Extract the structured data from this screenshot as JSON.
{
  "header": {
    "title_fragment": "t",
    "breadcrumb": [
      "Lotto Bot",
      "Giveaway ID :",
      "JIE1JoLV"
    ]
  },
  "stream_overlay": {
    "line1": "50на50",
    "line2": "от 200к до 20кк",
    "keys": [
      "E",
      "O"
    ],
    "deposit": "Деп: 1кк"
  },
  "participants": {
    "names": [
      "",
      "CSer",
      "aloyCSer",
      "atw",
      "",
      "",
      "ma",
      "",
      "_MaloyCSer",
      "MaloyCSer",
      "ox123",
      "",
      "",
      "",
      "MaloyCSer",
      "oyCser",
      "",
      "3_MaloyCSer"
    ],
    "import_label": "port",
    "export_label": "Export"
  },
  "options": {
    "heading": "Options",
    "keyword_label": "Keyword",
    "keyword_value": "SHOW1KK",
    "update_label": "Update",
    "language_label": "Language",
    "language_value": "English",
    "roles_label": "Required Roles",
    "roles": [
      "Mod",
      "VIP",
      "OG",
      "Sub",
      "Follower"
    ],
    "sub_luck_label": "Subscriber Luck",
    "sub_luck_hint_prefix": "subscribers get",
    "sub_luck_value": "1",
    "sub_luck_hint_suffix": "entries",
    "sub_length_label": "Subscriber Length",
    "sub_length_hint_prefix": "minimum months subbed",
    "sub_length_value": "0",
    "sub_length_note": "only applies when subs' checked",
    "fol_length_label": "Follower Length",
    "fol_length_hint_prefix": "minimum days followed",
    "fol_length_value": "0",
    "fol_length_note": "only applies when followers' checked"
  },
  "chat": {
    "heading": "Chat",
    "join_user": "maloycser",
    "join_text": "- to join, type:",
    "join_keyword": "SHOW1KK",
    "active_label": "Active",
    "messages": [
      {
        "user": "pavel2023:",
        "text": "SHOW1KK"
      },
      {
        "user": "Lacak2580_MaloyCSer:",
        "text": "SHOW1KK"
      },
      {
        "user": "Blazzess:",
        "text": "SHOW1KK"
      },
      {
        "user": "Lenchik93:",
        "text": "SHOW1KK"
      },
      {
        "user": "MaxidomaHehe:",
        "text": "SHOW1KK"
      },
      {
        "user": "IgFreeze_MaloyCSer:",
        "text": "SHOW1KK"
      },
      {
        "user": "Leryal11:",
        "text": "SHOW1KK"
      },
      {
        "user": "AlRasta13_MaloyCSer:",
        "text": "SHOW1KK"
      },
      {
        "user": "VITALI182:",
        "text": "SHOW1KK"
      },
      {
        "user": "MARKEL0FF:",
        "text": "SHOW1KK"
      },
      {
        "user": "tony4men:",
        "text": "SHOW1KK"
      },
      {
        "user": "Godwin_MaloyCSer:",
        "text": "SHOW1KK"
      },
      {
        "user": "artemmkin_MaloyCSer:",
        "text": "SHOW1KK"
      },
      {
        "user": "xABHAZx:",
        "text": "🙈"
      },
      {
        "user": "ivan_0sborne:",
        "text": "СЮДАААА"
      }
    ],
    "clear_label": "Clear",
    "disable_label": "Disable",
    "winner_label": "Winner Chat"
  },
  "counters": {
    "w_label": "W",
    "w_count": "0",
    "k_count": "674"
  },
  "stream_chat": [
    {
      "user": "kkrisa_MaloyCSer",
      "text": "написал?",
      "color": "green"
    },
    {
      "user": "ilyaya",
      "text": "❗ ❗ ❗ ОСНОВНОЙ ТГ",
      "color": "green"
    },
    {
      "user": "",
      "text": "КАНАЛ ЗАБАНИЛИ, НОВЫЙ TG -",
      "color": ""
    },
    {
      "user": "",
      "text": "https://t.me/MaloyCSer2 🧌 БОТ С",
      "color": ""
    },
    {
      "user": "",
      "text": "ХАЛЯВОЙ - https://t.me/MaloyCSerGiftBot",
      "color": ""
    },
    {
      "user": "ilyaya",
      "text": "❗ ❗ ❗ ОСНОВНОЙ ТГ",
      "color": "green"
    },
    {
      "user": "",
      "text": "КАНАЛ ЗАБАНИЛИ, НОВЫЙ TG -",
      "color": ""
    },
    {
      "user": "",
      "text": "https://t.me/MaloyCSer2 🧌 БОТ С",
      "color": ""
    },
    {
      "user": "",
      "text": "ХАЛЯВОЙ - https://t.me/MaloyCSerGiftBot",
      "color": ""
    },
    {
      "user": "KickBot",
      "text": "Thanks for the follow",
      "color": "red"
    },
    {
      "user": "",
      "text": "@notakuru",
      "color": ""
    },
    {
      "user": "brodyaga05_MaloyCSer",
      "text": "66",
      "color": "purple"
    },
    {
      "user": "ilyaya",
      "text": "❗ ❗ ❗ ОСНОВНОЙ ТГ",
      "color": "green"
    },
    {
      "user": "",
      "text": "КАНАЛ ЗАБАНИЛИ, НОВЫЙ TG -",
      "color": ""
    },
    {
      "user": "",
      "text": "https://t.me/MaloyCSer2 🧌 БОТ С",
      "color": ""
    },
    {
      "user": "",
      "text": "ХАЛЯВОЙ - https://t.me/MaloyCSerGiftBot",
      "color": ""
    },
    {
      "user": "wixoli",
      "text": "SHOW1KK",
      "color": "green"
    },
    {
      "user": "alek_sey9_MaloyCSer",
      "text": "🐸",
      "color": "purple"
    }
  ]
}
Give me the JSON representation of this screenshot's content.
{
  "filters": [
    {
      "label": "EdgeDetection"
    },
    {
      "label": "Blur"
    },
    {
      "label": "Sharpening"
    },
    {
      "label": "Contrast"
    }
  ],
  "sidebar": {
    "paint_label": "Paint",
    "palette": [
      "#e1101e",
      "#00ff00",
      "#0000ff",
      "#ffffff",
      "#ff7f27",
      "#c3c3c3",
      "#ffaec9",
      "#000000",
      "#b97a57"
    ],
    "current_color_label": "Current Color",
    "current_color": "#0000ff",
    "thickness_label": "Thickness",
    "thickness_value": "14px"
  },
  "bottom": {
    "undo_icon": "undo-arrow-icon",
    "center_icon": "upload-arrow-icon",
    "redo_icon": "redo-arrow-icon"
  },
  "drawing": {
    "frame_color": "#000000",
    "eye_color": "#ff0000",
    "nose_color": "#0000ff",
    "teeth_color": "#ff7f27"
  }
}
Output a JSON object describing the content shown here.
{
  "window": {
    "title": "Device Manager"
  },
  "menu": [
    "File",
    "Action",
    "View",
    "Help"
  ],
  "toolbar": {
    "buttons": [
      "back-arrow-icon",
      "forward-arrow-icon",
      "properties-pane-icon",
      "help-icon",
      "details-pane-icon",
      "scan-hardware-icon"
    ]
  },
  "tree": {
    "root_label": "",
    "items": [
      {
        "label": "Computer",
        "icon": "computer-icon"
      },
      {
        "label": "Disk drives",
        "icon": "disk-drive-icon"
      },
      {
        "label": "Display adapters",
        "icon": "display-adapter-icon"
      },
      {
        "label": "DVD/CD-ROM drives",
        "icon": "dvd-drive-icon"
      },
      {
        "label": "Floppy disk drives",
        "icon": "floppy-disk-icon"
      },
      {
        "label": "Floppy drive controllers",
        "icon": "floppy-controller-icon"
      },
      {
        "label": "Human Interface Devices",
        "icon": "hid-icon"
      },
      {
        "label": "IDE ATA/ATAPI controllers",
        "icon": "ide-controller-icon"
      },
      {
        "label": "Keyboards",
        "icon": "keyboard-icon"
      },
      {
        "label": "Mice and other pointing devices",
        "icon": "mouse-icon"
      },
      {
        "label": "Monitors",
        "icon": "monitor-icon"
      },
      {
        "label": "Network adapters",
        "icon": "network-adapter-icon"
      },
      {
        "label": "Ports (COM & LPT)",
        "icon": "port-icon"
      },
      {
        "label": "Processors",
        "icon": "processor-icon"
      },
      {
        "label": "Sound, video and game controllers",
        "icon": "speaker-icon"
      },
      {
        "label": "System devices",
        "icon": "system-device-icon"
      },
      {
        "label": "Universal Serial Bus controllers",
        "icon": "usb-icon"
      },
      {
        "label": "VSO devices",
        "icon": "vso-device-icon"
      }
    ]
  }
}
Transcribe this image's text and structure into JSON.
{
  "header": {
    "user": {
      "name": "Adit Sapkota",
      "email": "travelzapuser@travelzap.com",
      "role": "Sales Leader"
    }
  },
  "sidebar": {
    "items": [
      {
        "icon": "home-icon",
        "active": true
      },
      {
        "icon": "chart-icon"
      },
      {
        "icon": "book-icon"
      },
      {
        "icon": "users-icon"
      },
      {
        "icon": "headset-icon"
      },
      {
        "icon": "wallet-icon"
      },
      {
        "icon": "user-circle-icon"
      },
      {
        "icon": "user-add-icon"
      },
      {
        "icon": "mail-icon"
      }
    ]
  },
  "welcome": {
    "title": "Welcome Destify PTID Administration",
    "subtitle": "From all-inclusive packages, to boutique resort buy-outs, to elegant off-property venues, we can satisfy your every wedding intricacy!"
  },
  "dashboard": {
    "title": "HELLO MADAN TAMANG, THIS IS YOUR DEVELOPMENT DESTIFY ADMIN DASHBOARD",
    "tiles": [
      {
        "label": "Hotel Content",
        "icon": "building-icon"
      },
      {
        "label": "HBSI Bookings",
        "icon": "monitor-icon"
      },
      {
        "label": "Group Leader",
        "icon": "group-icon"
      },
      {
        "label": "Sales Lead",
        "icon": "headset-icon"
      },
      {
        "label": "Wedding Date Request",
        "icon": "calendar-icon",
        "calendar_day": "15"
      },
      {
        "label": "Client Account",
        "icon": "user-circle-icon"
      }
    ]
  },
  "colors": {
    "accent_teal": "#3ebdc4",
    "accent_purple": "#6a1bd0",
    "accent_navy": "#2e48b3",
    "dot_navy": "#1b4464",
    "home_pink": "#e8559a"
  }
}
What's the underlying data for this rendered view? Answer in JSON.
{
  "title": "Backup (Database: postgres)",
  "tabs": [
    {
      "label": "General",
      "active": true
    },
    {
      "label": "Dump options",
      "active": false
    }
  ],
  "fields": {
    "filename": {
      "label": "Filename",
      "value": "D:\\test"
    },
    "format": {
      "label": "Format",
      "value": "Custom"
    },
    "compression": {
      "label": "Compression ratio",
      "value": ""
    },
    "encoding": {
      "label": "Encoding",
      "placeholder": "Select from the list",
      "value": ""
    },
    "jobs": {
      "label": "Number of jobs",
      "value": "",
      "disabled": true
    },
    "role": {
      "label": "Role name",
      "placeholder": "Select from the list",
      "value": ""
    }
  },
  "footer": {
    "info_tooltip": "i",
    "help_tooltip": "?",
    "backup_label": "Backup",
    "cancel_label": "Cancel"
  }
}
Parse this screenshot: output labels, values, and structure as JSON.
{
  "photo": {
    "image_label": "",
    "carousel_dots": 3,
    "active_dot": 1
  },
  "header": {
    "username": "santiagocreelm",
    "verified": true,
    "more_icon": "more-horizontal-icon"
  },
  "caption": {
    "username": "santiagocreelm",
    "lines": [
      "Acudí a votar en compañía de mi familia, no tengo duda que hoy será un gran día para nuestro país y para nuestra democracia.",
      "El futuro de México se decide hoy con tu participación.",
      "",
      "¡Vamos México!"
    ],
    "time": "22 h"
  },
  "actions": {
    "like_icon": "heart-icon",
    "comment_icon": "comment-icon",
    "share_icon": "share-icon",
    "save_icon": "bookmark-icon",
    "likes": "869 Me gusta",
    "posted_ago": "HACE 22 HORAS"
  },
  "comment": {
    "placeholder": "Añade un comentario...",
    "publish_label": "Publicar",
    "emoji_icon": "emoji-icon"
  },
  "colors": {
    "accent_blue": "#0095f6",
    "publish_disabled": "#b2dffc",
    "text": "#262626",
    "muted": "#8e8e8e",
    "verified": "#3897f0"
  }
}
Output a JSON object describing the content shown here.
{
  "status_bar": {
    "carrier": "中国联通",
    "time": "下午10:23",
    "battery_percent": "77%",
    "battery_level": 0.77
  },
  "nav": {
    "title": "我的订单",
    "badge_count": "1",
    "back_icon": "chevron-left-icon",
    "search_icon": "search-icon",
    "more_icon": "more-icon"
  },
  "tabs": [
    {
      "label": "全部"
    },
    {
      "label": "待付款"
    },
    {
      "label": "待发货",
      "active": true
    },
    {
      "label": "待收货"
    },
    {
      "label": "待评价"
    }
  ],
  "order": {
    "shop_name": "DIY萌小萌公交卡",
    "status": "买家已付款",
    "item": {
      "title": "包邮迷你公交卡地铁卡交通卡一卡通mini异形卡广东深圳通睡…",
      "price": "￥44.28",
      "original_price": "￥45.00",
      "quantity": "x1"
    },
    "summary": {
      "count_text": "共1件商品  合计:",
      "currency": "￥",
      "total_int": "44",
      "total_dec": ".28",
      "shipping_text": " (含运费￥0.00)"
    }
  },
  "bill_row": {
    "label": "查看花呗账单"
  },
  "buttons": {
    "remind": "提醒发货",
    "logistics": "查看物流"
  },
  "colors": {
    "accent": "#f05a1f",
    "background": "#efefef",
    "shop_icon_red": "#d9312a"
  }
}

- [Task brief]
Copy every single line of the material above that holds "JSON".

- [Answer to the problem]
Extract the structured data from this screenshot as JSON.
Give me the JSON representation of this screenshot's content.
Output a JSON object describing the content shown here.
Transcribe this image's text and structure into JSON.
What's the underlying data for this rendered view? Answer in JSON.
Parse this screenshot: output labels, values, and structure as JSON.
Output a JSON object describing the content shown here.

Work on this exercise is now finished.